[BEGIN]

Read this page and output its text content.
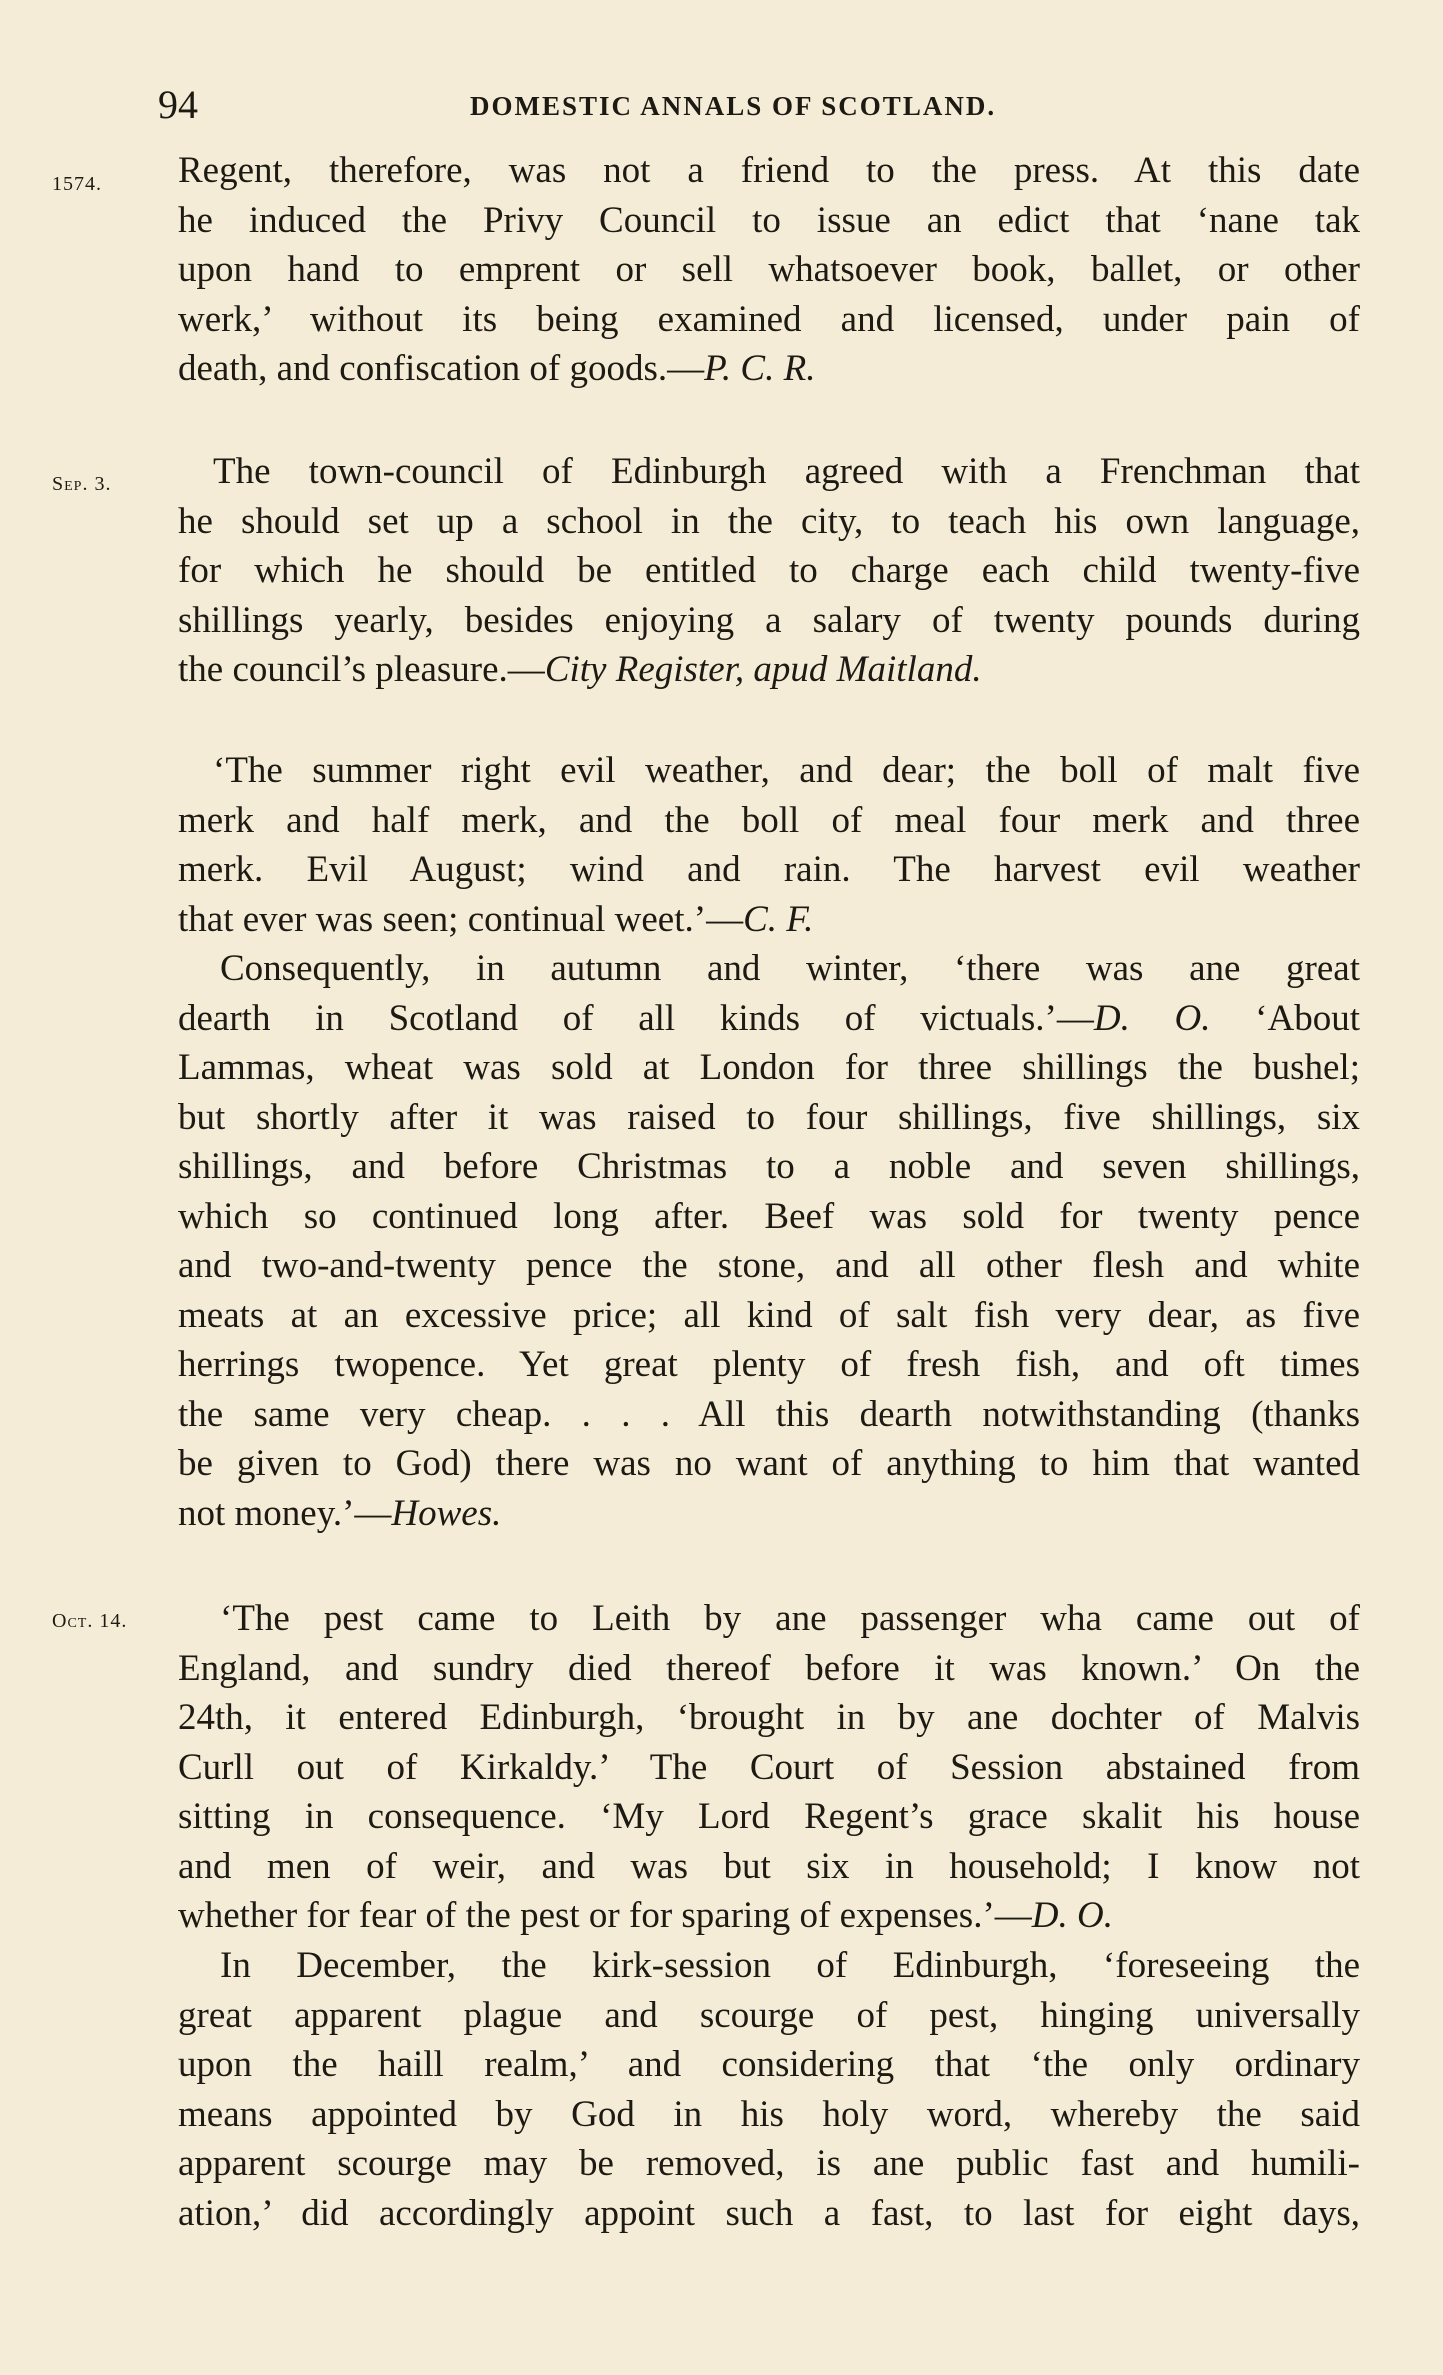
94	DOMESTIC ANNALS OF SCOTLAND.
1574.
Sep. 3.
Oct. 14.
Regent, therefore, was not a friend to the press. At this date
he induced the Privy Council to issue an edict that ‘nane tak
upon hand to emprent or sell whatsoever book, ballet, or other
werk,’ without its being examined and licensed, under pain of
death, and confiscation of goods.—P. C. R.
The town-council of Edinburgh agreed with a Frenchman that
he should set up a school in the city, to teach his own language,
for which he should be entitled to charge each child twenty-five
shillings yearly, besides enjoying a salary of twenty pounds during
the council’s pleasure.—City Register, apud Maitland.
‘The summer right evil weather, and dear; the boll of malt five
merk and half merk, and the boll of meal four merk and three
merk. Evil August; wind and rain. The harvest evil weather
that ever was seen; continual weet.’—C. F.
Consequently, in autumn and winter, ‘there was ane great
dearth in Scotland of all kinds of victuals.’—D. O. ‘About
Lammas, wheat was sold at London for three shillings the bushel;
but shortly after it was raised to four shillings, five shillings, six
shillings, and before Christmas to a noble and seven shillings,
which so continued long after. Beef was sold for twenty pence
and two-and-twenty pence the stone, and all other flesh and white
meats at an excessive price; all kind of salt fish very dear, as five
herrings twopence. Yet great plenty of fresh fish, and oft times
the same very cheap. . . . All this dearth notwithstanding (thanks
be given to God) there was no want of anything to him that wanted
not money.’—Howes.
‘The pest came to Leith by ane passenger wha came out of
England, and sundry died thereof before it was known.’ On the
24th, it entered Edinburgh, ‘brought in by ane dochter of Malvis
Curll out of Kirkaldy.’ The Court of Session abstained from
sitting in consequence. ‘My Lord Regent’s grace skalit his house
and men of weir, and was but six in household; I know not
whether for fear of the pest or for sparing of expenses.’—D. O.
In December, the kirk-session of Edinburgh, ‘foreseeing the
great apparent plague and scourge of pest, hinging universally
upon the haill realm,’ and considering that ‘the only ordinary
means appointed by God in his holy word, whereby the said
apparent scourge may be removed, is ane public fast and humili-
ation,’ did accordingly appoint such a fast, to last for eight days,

[END]

--- What you need to do ---
Every line of the records that includes the word "five" should be gathered.

--- Result below ---
for which he should be entitled to charge each child twenty-five
‘The summer right evil weather, and dear; the boll of malt five
but shortly after it was raised to four shillings, five shillings, six
meats at an excessive price; all kind of salt fish very dear, as five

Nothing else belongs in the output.